##### Dataset extract #####

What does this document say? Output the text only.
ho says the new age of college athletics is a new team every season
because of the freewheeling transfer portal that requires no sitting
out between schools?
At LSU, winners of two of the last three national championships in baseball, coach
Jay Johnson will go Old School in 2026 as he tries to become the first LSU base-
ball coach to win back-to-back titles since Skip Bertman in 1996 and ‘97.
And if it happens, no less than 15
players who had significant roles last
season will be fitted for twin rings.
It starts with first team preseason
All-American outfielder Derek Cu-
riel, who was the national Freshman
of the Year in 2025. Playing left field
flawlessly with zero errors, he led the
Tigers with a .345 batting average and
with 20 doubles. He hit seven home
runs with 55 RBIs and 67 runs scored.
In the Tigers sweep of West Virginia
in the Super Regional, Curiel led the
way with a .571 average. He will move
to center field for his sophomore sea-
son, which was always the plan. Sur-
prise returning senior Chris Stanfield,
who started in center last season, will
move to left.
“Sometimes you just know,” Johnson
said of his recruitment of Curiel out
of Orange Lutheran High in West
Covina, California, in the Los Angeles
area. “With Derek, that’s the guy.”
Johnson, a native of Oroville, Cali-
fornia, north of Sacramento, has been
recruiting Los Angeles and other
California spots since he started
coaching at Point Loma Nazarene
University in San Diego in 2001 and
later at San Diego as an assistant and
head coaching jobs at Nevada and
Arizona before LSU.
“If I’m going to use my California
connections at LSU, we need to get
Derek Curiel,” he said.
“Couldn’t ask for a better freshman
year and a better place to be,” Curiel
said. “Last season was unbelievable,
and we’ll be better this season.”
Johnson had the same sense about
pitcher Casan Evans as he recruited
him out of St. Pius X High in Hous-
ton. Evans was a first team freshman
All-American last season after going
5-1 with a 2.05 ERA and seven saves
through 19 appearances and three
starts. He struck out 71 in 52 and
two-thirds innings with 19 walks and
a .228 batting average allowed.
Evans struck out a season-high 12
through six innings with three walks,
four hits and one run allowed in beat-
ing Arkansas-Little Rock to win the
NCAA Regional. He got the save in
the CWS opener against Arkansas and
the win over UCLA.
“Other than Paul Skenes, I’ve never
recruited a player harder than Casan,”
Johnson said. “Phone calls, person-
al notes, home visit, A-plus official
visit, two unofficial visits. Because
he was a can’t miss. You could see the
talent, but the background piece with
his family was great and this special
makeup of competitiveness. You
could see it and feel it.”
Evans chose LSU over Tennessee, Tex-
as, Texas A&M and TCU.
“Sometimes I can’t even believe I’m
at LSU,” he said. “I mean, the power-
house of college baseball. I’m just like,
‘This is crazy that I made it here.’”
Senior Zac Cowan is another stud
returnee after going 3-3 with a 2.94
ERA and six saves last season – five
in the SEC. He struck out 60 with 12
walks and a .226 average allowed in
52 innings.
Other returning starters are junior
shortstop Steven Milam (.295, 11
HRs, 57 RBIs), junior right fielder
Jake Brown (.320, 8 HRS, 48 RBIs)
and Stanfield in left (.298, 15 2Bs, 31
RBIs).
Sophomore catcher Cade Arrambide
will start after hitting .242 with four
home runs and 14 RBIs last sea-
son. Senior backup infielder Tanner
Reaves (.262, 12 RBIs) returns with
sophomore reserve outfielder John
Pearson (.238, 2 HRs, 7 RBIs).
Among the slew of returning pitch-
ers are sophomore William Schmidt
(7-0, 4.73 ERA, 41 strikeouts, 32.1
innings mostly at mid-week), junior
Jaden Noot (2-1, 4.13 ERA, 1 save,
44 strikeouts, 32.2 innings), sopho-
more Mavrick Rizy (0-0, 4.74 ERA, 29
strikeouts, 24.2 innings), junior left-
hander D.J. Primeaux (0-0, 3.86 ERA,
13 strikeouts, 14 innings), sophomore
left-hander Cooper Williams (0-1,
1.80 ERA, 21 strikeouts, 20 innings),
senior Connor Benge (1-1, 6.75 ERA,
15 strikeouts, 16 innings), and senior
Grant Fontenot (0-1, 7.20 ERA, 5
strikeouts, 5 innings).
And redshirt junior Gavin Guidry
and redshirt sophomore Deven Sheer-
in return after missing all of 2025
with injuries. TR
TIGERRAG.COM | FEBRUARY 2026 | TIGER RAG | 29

#####

→ **What you will do**: Would you give the material above again, complete and exact?

→ **Written solution**:
What does this document say? Output the text only.
ho says the new age of college athletics is a new team every season
because of the freewheeling transfer portal that requires no sitting
out between schools?
At LSU, winners of two of the last three national championships in baseball, coach
Jay Johnson will go Old School in 2026 as he tries to become the first LSU base-
ball coach to win back-to-back titles since Skip Bertman in 1996 and ‘97.
And if it happens, no less than 15
players who had significant roles last
season will be fitted for twin rings.
It starts with first team preseason
All-American outfielder Derek Cu-
riel, who was the national Freshman
of the Year in 2025. Playing left field
flawlessly with zero errors, he led the
Tigers with a .345 batting average and
with 20 doubles. He hit seven home
runs with 55 RBIs and 67 runs scored.
In the Tigers sweep of West Virginia
in the Super Regional, Curiel led the
way with a .571 average. He will move
to center field for his sophomore sea-
son, which was always the plan. Sur-
prise returning senior Chris Stanfield,
who started in center last season, will
move to left.
“Sometimes you just know,” Johnson
said of his recruitment of Curiel out
of Orange Lutheran High in West
Covina, California, in the Los Angeles
area. “With Derek, that’s the guy.”
Johnson, a native of Oroville, Cali-
fornia, north of Sacramento, has been
recruiting Los Angeles and other
California spots since he started
coaching at Point Loma Nazarene
University in San Diego in 2001 and
later at San Diego as an assistant and
head coaching jobs at Nevada and
Arizona before LSU.
“If I’m going to use my California
connections at LSU, we need to get
Derek Curiel,” he said.
“Couldn’t ask for a better freshman
year and a better place to be,” Curiel
said. “Last season was unbelievable,
and we’ll be better this season.”
Johnson had the same sense about
pitcher Casan Evans as he recruited
him out of St. Pius X High in Hous-
ton. Evans was a first team freshman
All-American last season after going
5-1 with a 2.05 ERA and seven saves
through 19 appearances and three
starts. He struck out 71 in 52 and
two-thirds innings with 19 walks and
a .228 batting average allowed.
Evans struck out a season-high 12
through six innings with three walks,
four hits and one run allowed in beat-
ing Arkansas-Little Rock to win the
NCAA Regional. He got the save in
the CWS opener against Arkansas and
the win over UCLA.
“Other than Paul Skenes, I’ve never
recruited a player harder than Casan,”
Johnson said. “Phone calls, person-
al notes, home visit, A-plus official
visit, two unofficial visits. Because
he was a can’t miss. You could see the
talent, but the background piece with
his family was great and this special
makeup of competitiveness. You
could see it and feel it.”
Evans chose LSU over Tennessee, Tex-
as, Texas A&M and TCU.
“Sometimes I can’t even believe I’m
at LSU,” he said. “I mean, the power-
house of college baseball. I’m just like,
‘This is crazy that I made it here.’”
Senior Zac Cowan is another stud
returnee after going 3-3 with a 2.94
ERA and six saves last season – five
in the SEC. He struck out 60 with 12
walks and a .226 average allowed in
52 innings.
Other returning starters are junior
shortstop Steven Milam (.295, 11
HRs, 57 RBIs), junior right fielder
Jake Brown (.320, 8 HRS, 48 RBIs)
and Stanfield in left (.298, 15 2Bs, 31
RBIs).
Sophomore catcher Cade Arrambide
will start after hitting .242 with four
home runs and 14 RBIs last sea-
son. Senior backup infielder Tanner
Reaves (.262, 12 RBIs) returns with
sophomore reserve outfielder John
Pearson (.238, 2 HRs, 7 RBIs).
Among the slew of returning pitch-
ers are sophomore William Schmidt
(7-0, 4.73 ERA, 41 strikeouts, 32.1
innings mostly at mid-week), junior
Jaden Noot (2-1, 4.13 ERA, 1 save,
44 strikeouts, 32.2 innings), sopho-
more Mavrick Rizy (0-0, 4.74 ERA, 29
strikeouts, 24.2 innings), junior left-
hander D.J. Primeaux (0-0, 3.86 ERA,
13 strikeouts, 14 innings), sophomore
left-hander Cooper Williams (0-1,
1.80 ERA, 21 strikeouts, 20 innings),
senior Connor Benge (1-1, 6.75 ERA,
15 strikeouts, 16 innings), and senior
Grant Fontenot (0-1, 7.20 ERA, 5
strikeouts, 5 innings).
And redshirt junior Gavin Guidry
and redshirt sophomore Deven Sheer-
in return after missing all of 2025
with injuries. TR
TIGERRAG.COM | FEBRUARY 2026 | TIGER RAG | 29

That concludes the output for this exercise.